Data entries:
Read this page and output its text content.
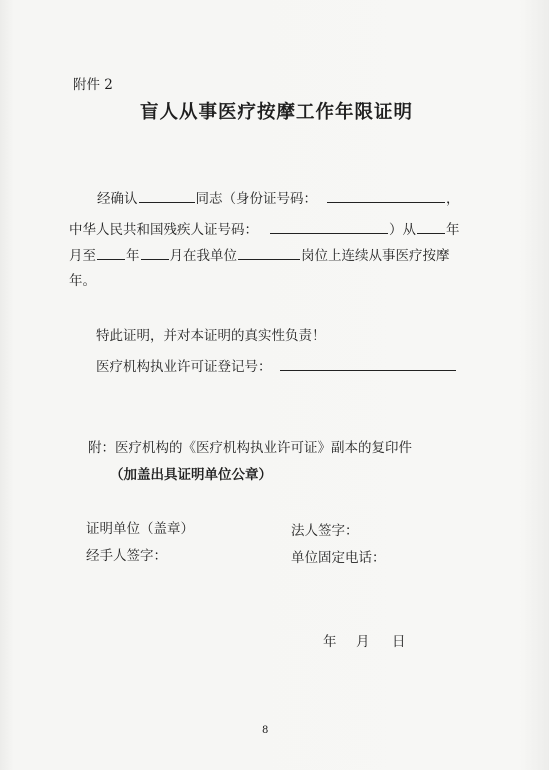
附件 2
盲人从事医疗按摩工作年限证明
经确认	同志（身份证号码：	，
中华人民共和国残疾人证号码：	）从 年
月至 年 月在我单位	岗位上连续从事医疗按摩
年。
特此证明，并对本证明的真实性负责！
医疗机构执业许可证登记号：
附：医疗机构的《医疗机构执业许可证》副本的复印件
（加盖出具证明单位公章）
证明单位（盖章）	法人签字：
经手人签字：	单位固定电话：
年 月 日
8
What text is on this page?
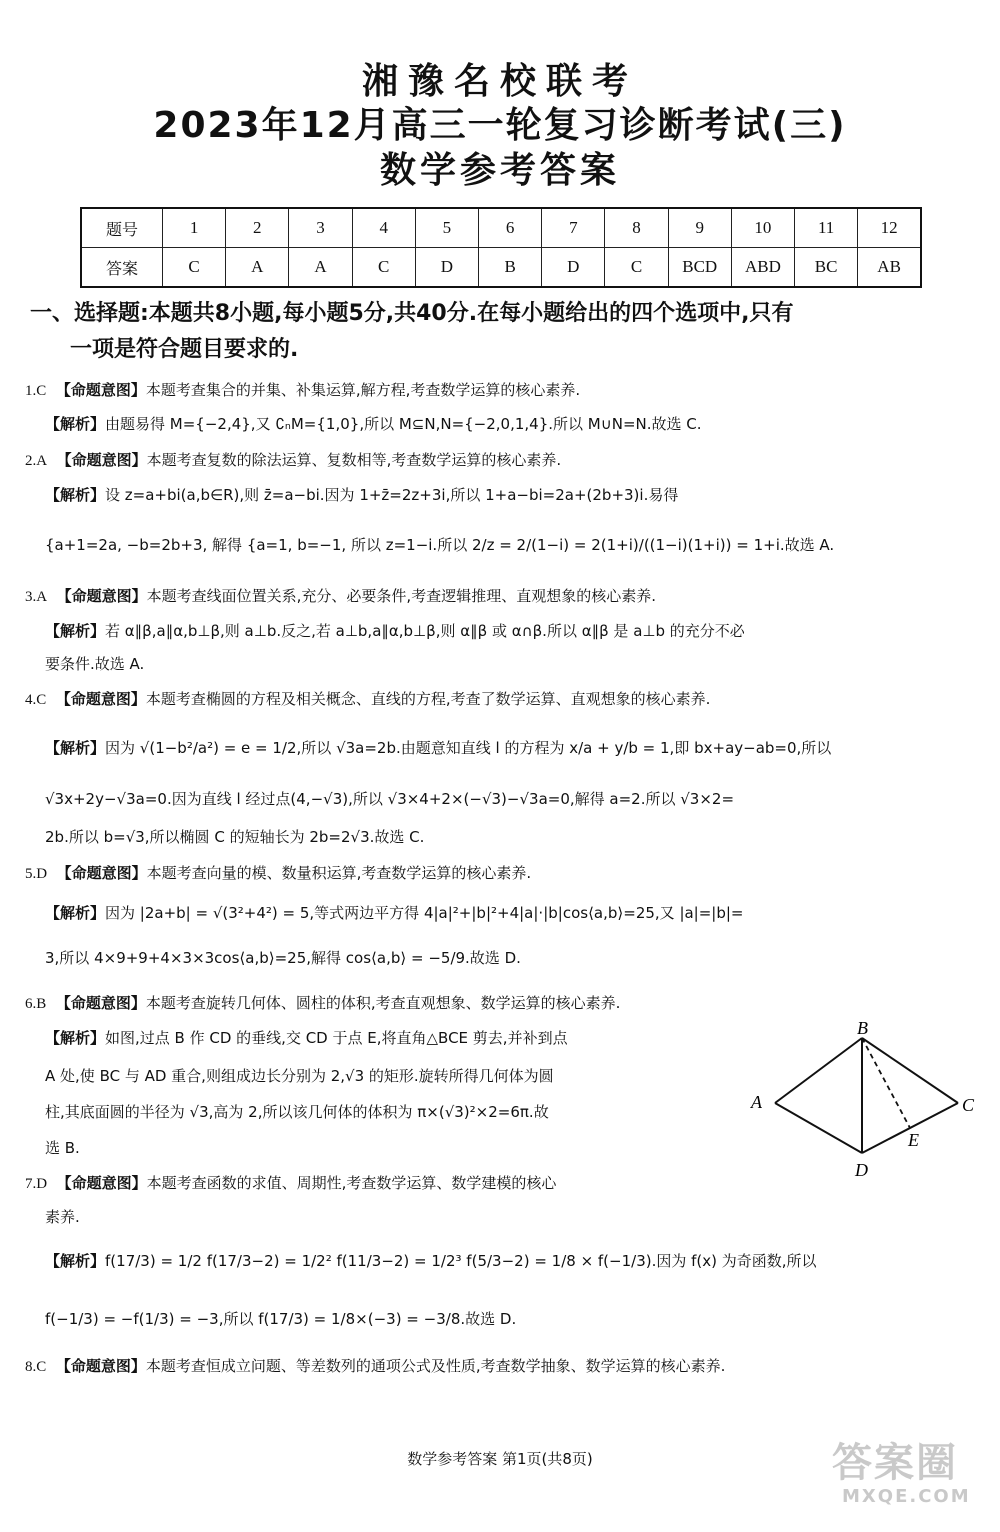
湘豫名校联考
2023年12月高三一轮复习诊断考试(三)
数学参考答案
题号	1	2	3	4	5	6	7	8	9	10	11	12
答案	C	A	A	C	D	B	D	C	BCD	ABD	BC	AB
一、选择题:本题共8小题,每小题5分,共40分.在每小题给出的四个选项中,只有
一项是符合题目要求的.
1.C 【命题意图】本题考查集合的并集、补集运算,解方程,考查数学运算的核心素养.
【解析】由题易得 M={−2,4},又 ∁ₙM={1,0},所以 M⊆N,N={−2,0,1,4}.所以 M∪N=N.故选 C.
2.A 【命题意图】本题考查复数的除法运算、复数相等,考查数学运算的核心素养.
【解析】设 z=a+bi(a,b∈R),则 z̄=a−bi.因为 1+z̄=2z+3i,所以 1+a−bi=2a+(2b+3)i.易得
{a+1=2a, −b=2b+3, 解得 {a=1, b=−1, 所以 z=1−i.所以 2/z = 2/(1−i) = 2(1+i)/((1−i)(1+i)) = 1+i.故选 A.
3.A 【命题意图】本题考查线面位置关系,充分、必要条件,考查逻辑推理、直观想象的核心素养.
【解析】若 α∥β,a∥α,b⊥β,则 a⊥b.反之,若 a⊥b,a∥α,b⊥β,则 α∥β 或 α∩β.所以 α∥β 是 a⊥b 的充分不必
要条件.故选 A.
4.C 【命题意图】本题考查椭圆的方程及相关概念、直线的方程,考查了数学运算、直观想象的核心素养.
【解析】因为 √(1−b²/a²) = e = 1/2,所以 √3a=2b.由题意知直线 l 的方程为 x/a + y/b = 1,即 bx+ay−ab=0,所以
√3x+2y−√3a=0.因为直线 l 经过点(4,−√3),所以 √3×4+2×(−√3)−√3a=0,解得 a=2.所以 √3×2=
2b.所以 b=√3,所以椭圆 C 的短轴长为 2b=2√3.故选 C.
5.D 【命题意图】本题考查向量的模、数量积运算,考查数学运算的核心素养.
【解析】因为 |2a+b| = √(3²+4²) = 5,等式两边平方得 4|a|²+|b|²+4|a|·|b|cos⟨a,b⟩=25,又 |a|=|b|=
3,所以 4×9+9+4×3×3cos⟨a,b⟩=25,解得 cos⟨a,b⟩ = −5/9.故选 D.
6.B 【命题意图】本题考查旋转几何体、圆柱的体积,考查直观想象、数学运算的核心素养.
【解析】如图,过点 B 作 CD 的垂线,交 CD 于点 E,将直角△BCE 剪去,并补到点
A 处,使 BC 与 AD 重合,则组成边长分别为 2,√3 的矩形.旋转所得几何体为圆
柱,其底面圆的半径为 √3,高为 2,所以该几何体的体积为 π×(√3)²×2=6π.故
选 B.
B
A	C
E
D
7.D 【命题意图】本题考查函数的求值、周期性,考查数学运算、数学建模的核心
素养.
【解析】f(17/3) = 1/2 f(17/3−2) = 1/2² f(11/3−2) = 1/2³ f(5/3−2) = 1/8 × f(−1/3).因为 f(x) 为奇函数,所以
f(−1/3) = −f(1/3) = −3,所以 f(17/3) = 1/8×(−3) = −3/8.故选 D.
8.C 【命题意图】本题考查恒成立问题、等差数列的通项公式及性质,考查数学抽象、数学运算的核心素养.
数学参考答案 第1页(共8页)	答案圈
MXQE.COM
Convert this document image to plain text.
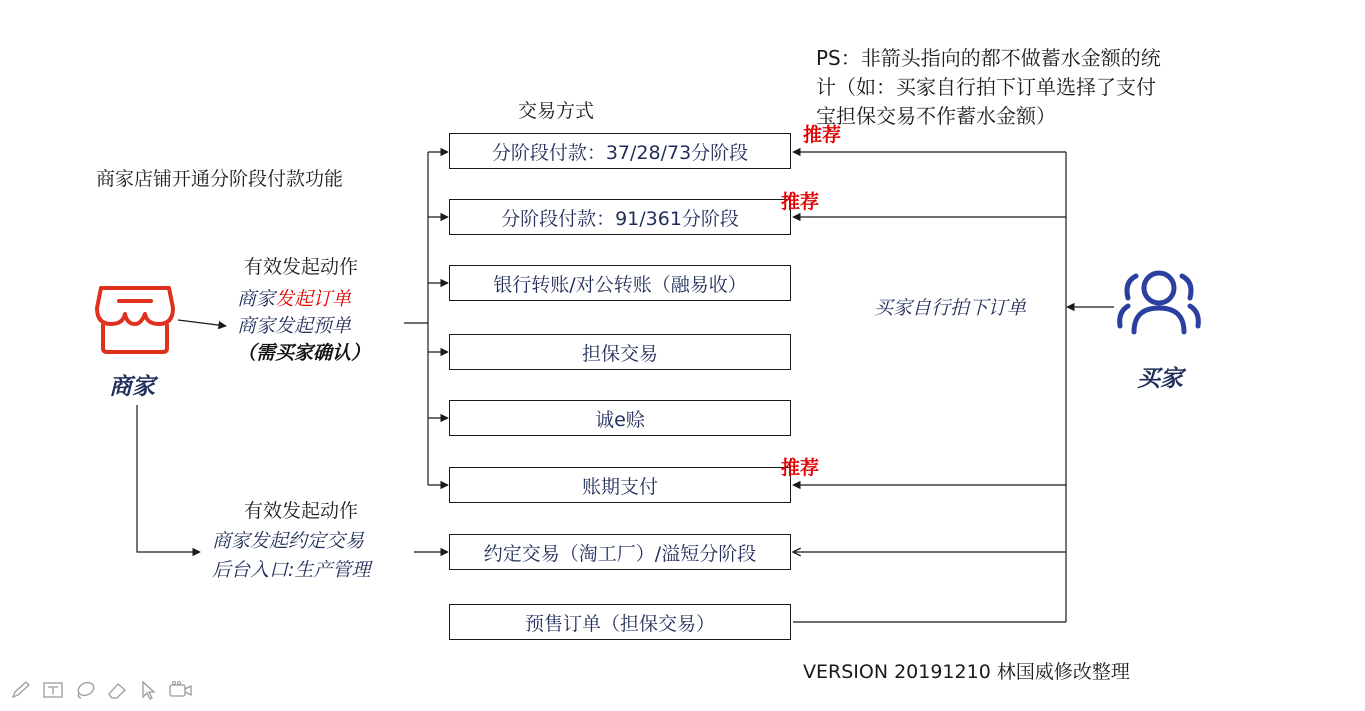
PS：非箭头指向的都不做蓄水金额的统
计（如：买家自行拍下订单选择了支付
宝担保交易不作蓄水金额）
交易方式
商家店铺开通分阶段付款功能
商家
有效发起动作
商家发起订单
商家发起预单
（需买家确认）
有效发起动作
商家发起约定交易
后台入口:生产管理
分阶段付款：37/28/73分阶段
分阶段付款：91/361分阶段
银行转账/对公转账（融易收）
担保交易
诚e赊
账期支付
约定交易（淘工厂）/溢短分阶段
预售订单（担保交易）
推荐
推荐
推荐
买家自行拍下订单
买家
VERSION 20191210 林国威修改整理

-- Short exercise --
List every line from the entries above in which "直观想象的核心素养" appears.

-- The response --
3.A 【命题意图】本题考查线面位置关系,充分、必要条件,考查逻辑推理、直观想象的核心素养.
4.C 【命题意图】本题考查椭圆的方程及相关概念、直线的方程,考查了数学运算、直观想象的核心素养.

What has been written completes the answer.